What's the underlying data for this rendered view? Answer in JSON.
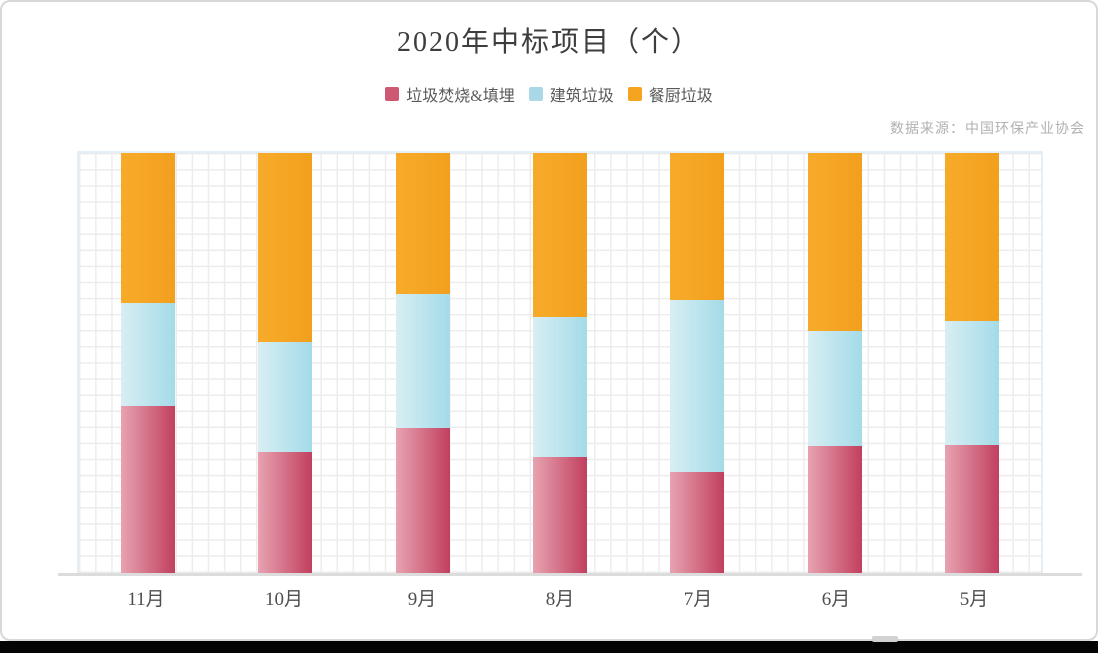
{
  "page": {
    "title": "2020年中标项目（个）",
    "source_note": "数据来源：中国环保产业协会"
  },
  "legend": {
    "items": [
      {
        "label": "垃圾焚烧&填埋",
        "color": "#cf5872"
      },
      {
        "label": "建筑垃圾",
        "color": "#aad8e6"
      },
      {
        "label": "餐厨垃圾",
        "color": "#f5a41f"
      }
    ]
  },
  "chart_data": {
    "type": "bar",
    "stacked": true,
    "stack_mode": "percent",
    "title": "2020年中标项目（个）",
    "categories": [
      "11月",
      "10月",
      "9月",
      "8月",
      "7月",
      "6月",
      "5月"
    ],
    "series": [
      {
        "name": "垃圾焚烧&填埋",
        "values": [
          39.8,
          29.1,
          34.8,
          27.7,
          24.2,
          30.3,
          30.6
        ],
        "color_from": "#e7a3b1",
        "color_to": "#c13f5f",
        "legend_color": "#cf5872"
      },
      {
        "name": "建筑垃圾",
        "values": [
          24.6,
          26.1,
          31.8,
          33.4,
          41.0,
          27.5,
          29.4
        ],
        "color_from": "#d8eef3",
        "color_to": "#a3dbe8",
        "legend_color": "#aad8e6"
      },
      {
        "name": "餐厨垃圾",
        "values": [
          35.5,
          44.8,
          33.4,
          38.9,
          34.8,
          42.2,
          40.0
        ],
        "color_from": "#f7ab2a",
        "color_to": "#f2a01e",
        "legend_color": "#f5a41f"
      }
    ],
    "xlabel": "",
    "ylabel": "",
    "y_axis_labels_visible": false,
    "ylim_percent": [
      0,
      100
    ],
    "grid": "graph-paper",
    "legend_position": "top-center",
    "note": "All columns span full plot height; segment heights are share of monthly total"
  },
  "colors": {
    "grid_line": "#ececec",
    "plot_border": "#e5eef5",
    "axis_line": "#dcdcdc",
    "card_border": "#d8d8d8",
    "bottom_strip": "#040404",
    "title_text": "#3d3d3d",
    "xlabel_text": "#4e4e4e",
    "legend_text": "#595959",
    "source_text": "#b1b1b1"
  }
}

PROBLEM: Your task is an exact transcription of all the data, minus the pictures.

THE RESULT:
What's the underlying data for this rendered view? Answer in JSON.
{
  "page": {
    "title": "2020年中标项目（个）",
    "source_note": "数据来源：中国环保产业协会"
  },
  "legend": {
    "items": [
      {
        "label": "垃圾焚烧&填埋",
        "color": "#cf5872"
      },
      {
        "label": "建筑垃圾",
        "color": "#aad8e6"
      },
      {
        "label": "餐厨垃圾",
        "color": "#f5a41f"
      }
    ]
  },
  "chart_data": {
    "type": "bar",
    "stacked": true,
    "stack_mode": "percent",
    "title": "2020年中标项目（个）",
    "categories": [
      "11月",
      "10月",
      "9月",
      "8月",
      "7月",
      "6月",
      "5月"
    ],
    "series": [
      {
        "name": "垃圾焚烧&填埋",
        "values": [
          39.8,
          29.1,
          34.8,
          27.7,
          24.2,
          30.3,
          30.6
        ],
        "color_from": "#e7a3b1",
        "color_to": "#c13f5f",
        "legend_color": "#cf5872"
      },
      {
        "name": "建筑垃圾",
        "values": [
          24.6,
          26.1,
          31.8,
          33.4,
          41.0,
          27.5,
          29.4
        ],
        "color_from": "#d8eef3",
        "color_to": "#a3dbe8",
        "legend_color": "#aad8e6"
      },
      {
        "name": "餐厨垃圾",
        "values": [
          35.5,
          44.8,
          33.4,
          38.9,
          34.8,
          42.2,
          40.0
        ],
        "color_from": "#f7ab2a",
        "color_to": "#f2a01e",
        "legend_color": "#f5a41f"
      }
    ],
    "xlabel": "",
    "ylabel": "",
    "y_axis_labels_visible": false,
    "ylim_percent": [
      0,
      100
    ],
    "grid": "graph-paper",
    "legend_position": "top-center",
    "note": "All columns span full plot height; segment heights are share of monthly total"
  },
  "colors": {
    "grid_line": "#ececec",
    "plot_border": "#e5eef5",
    "axis_line": "#dcdcdc",
    "card_border": "#d8d8d8",
    "bottom_strip": "#040404",
    "title_text": "#3d3d3d",
    "xlabel_text": "#4e4e4e",
    "legend_text": "#595959",
    "source_text": "#b1b1b1"
  }
}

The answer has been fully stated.